--- begin ---

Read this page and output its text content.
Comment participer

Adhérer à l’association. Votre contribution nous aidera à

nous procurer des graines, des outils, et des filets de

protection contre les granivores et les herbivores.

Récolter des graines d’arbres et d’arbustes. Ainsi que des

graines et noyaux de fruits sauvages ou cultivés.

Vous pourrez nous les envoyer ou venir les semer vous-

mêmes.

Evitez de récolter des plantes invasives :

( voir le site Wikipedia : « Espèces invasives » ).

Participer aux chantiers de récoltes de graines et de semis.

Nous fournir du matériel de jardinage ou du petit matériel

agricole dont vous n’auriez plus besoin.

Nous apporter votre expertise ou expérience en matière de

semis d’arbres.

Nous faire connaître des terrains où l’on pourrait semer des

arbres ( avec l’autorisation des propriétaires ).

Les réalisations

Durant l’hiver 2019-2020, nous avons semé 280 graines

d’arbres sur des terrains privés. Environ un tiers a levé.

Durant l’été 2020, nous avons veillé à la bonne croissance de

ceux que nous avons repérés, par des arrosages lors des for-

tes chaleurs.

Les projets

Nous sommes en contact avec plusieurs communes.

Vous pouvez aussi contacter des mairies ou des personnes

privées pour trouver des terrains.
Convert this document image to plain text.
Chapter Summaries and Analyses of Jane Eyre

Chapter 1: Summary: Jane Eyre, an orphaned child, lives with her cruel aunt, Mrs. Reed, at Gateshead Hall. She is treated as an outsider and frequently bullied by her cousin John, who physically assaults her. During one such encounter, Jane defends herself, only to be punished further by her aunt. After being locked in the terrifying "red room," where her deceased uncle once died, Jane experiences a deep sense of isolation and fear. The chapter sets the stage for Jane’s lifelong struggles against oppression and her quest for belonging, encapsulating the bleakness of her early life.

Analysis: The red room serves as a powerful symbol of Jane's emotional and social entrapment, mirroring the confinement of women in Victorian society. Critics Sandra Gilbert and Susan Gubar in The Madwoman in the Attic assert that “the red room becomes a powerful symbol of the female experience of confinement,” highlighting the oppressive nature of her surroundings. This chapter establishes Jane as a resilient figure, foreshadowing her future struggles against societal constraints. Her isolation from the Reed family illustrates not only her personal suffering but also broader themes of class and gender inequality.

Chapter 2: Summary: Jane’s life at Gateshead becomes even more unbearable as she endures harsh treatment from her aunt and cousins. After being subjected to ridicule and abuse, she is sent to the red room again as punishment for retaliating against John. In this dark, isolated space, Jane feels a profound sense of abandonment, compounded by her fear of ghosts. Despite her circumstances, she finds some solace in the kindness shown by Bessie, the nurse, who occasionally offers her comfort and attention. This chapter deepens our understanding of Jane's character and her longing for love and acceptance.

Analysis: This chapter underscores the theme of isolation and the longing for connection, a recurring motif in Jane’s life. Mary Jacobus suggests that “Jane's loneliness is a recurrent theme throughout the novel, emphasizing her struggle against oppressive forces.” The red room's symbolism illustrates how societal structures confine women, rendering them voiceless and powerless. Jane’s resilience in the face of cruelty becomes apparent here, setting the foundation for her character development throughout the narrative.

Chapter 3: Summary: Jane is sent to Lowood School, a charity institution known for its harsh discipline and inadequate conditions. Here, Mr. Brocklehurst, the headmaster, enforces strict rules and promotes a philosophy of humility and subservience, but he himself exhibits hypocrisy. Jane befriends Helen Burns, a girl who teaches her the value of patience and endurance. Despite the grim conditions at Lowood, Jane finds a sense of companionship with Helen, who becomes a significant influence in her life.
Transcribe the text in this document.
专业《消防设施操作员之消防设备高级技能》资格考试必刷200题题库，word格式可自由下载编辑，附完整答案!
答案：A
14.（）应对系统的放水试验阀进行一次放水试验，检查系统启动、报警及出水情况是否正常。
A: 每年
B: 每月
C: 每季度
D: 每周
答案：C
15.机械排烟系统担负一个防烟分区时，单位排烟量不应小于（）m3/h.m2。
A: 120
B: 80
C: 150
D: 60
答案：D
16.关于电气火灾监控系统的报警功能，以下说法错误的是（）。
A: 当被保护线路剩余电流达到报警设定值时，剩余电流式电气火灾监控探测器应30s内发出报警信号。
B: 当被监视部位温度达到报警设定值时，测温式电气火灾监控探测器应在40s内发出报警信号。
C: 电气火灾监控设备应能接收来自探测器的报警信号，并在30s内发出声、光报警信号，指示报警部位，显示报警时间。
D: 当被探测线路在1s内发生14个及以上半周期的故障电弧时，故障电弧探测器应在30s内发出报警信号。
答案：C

--- end ---

Instructions for the task: Copy out every line in the entries above that holds "text".

Final result:
Read this page and output its text content.
Convert this document image to plain text.
Transcribe the text in this document.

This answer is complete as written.